◆ **WHAT TO WORK ON**
Pull out every line below that holds the word "document".

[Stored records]
((
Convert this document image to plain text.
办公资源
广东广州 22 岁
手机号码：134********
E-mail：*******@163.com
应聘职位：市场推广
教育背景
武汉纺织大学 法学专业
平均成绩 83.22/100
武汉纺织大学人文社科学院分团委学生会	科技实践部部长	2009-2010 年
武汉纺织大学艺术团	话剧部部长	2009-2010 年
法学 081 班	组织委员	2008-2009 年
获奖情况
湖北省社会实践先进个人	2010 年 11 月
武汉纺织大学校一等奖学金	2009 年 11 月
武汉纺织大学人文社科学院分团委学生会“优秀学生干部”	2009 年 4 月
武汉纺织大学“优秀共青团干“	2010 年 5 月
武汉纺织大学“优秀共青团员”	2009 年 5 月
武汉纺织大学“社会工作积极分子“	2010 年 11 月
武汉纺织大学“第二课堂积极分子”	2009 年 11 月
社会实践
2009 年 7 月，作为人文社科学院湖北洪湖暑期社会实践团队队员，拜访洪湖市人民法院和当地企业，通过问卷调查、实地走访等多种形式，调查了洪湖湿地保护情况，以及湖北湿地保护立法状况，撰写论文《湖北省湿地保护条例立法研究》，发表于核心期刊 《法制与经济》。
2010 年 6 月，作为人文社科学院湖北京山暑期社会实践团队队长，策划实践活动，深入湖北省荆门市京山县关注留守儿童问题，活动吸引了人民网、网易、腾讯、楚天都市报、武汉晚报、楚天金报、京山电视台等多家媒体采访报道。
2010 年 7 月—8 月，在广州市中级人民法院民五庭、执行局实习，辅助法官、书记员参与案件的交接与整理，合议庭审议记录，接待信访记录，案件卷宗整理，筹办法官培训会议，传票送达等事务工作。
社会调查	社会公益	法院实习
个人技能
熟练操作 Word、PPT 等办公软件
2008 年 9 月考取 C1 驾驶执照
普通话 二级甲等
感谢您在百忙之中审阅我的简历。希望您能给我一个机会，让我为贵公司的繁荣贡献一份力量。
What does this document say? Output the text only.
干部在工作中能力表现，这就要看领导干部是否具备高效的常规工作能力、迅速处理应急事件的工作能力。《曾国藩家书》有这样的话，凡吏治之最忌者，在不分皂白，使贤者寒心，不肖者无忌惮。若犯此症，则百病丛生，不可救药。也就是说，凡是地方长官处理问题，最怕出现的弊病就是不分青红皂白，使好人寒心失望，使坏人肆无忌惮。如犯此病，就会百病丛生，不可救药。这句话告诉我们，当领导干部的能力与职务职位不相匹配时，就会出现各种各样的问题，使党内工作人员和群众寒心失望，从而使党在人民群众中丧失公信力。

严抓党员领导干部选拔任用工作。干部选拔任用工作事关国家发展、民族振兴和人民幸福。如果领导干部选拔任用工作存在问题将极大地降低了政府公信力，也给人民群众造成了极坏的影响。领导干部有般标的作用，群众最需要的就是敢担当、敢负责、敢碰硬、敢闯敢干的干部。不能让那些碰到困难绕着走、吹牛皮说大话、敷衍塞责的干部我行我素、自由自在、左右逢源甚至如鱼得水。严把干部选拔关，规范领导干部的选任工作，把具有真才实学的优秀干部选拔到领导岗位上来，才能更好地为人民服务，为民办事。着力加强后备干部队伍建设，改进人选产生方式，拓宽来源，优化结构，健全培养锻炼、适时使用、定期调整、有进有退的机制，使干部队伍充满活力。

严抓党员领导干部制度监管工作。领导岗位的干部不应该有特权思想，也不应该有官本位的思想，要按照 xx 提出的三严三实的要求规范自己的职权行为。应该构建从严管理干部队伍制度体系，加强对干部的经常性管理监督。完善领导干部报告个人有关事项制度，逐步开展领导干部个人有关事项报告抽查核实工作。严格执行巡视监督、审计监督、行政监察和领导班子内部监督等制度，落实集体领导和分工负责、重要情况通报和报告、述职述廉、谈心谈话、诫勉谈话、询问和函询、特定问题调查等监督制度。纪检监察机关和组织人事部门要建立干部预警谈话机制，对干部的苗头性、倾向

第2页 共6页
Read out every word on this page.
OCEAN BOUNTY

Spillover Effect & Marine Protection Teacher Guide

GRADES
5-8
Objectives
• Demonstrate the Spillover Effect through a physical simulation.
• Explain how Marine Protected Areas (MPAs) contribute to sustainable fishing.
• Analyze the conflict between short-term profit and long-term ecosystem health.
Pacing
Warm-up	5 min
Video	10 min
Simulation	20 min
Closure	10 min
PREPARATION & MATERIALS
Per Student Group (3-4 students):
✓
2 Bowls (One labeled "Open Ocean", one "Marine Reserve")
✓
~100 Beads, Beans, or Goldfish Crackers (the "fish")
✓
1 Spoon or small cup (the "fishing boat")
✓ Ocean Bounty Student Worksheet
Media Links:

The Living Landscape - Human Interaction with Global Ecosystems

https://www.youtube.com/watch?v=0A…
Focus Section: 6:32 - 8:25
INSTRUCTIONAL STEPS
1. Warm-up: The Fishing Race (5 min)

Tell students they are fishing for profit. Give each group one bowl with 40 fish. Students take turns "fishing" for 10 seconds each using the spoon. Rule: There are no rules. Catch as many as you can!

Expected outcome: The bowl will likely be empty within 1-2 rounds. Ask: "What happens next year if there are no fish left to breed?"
))
◆ **WRITTEN ANSWER**
Convert this document image to plain text.
What does this document say? Output the text only.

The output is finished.